** Start Data excerpts **

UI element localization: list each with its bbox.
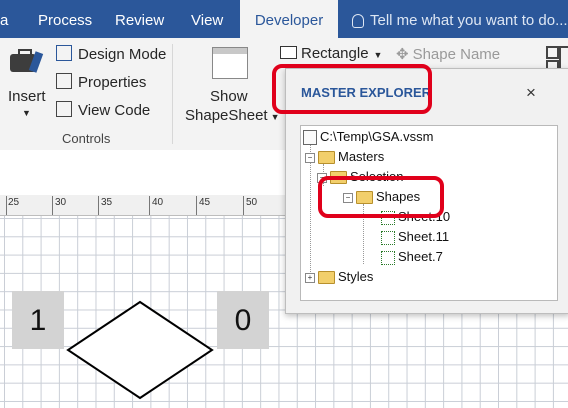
show-shapesheet-button[interactable]: ShapeSheet ▼ xyxy=(185,107,280,124)
ruler-label: 35 xyxy=(101,197,113,208)
ruler-tick xyxy=(149,196,150,215)
properties-icon xyxy=(56,73,72,89)
tree-node-file[interactable]: C:\Temp\GSA.vssm xyxy=(303,128,433,146)
close-icon[interactable]: × xyxy=(526,83,536,103)
group-divider xyxy=(172,44,173,144)
shape-name-icon: ✥ xyxy=(396,46,409,63)
insert-control-icon xyxy=(8,46,44,76)
chevron-down-icon[interactable]: ▼ xyxy=(22,108,31,118)
properties-button[interactable]: Properties xyxy=(56,73,146,91)
ruler-tick xyxy=(98,196,99,215)
expand-icon[interactable]: + xyxy=(305,272,315,283)
lightbulb-icon xyxy=(352,14,364,29)
shape-box-right[interactable]: 0 xyxy=(217,291,269,349)
tree-node-styles[interactable]: + Styles xyxy=(305,268,373,286)
shape-icon xyxy=(381,230,395,245)
ruler-tick xyxy=(6,196,7,215)
design-mode-icon xyxy=(56,45,72,61)
rectangle-button[interactable]: Rectangle ▼ xyxy=(280,45,382,62)
ruler-tick xyxy=(196,196,197,215)
shape-icon xyxy=(381,250,395,265)
design-mode-button[interactable]: Design Mode xyxy=(56,45,166,63)
view-code-button[interactable]: View Code xyxy=(56,101,150,119)
insert-button[interactable]: Insert xyxy=(8,88,46,105)
tree-node-sheet[interactable]: Sheet.7 xyxy=(381,248,443,266)
ruler-label: 30 xyxy=(55,197,67,208)
shapesheet-icon xyxy=(212,47,248,79)
tab-process[interactable]: Process xyxy=(38,0,92,38)
folder-icon xyxy=(318,271,335,285)
ruler-label: 40 xyxy=(152,197,164,208)
controls-group-label: Controls xyxy=(62,131,111,146)
file-icon xyxy=(303,130,317,146)
tab-view[interactable]: View xyxy=(191,0,223,38)
ruler-label: 45 xyxy=(199,197,211,208)
shape-name-button[interactable]: ✥ Shape Name xyxy=(396,45,500,63)
highlight-title xyxy=(272,64,432,114)
tab-data[interactable]: a xyxy=(0,0,8,38)
folder-open-icon xyxy=(318,151,335,165)
ribbon-tab-bar: a Process Review View Developer Tell me … xyxy=(0,0,568,38)
tree-node-sheet[interactable]: Sheet.11 xyxy=(381,228,449,246)
ruler-tick xyxy=(52,196,53,215)
collapse-icon[interactable]: − xyxy=(305,152,315,163)
diamond-shape[interactable] xyxy=(62,296,220,408)
ruler-label: 25 xyxy=(8,197,20,208)
chevron-down-icon: ▼ xyxy=(373,50,383,60)
tree-node-masters[interactable]: − Masters xyxy=(305,148,384,166)
highlight-shapes xyxy=(318,176,444,218)
ruler-label: 50 xyxy=(246,197,258,208)
ruler-tick xyxy=(243,196,244,215)
shape-box-left[interactable]: 1 xyxy=(12,291,64,349)
view-code-icon xyxy=(56,101,72,117)
tab-review[interactable]: Review xyxy=(115,0,164,38)
tell-me-box[interactable]: Tell me what you want to do... xyxy=(352,0,568,38)
show-label: Show xyxy=(210,88,248,105)
tab-developer[interactable]: Developer xyxy=(240,0,338,38)
rectangle-icon xyxy=(280,46,297,59)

** End Data excerpts **

* **Given task**: Repeat every one of the records above line for line without changing anything, and leave the pictures out.

* **Full response**:
UI element localization: list each with its bbox.
show-shapesheet-button[interactable]: ShapeSheet ▼ xyxy=(185,107,280,124)
ruler-label: 35 xyxy=(101,197,113,208)
ruler-tick xyxy=(149,196,150,215)
properties-icon xyxy=(56,73,72,89)
tree-node-file[interactable]: C:\Temp\GSA.vssm xyxy=(303,128,433,146)
close-icon[interactable]: × xyxy=(526,83,536,103)
group-divider xyxy=(172,44,173,144)
shape-name-icon: ✥ xyxy=(396,46,409,63)
insert-control-icon xyxy=(8,46,44,76)
chevron-down-icon[interactable]: ▼ xyxy=(22,108,31,118)
properties-button[interactable]: Properties xyxy=(56,73,146,91)
ruler-tick xyxy=(98,196,99,215)
expand-icon[interactable]: + xyxy=(305,272,315,283)
lightbulb-icon xyxy=(352,14,364,29)
shape-box-right[interactable]: 0 xyxy=(217,291,269,349)
tree-node-styles[interactable]: + Styles xyxy=(305,268,373,286)
shape-icon xyxy=(381,230,395,245)
ruler-tick xyxy=(6,196,7,215)
design-mode-icon xyxy=(56,45,72,61)
rectangle-button[interactable]: Rectangle ▼ xyxy=(280,45,382,62)
ruler-tick xyxy=(196,196,197,215)
shape-icon xyxy=(381,250,395,265)
design-mode-button[interactable]: Design Mode xyxy=(56,45,166,63)
view-code-button[interactable]: View Code xyxy=(56,101,150,119)
insert-button[interactable]: Insert xyxy=(8,88,46,105)
tree-node-sheet[interactable]: Sheet.7 xyxy=(381,248,443,266)
ruler-label: 30 xyxy=(55,197,67,208)
shapesheet-icon xyxy=(212,47,248,79)
tab-process[interactable]: Process xyxy=(38,0,92,38)
folder-icon xyxy=(318,271,335,285)
ruler-label: 40 xyxy=(152,197,164,208)
controls-group-label: Controls xyxy=(62,131,111,146)
file-icon xyxy=(303,130,317,146)
tab-view[interactable]: View xyxy=(191,0,223,38)
ruler-label: 45 xyxy=(199,197,211,208)
shape-name-button[interactable]: ✥ Shape Name xyxy=(396,45,500,63)
highlight-title xyxy=(272,64,432,114)
tab-data[interactable]: a xyxy=(0,0,8,38)
folder-open-icon xyxy=(318,151,335,165)
ribbon-tab-bar: a Process Review View Developer Tell me … xyxy=(0,0,568,38)
tree-node-sheet[interactable]: Sheet.11 xyxy=(381,228,449,246)
ruler-tick xyxy=(52,196,53,215)
collapse-icon[interactable]: − xyxy=(305,152,315,163)
diamond-shape[interactable] xyxy=(62,296,220,408)
ruler-label: 25 xyxy=(8,197,20,208)
chevron-down-icon: ▼ xyxy=(373,50,383,60)
tree-node-masters[interactable]: − Masters xyxy=(305,148,384,166)
highlight-shapes xyxy=(318,176,444,218)
ruler-label: 50 xyxy=(246,197,258,208)
ruler-tick xyxy=(243,196,244,215)
shape-box-left[interactable]: 1 xyxy=(12,291,64,349)
view-code-icon xyxy=(56,101,72,117)
tab-review[interactable]: Review xyxy=(115,0,164,38)
tell-me-box[interactable]: Tell me what you want to do... xyxy=(352,0,568,38)
show-label: Show xyxy=(210,88,248,105)
tab-developer[interactable]: Developer xyxy=(240,0,338,38)
rectangle-icon xyxy=(280,46,297,59)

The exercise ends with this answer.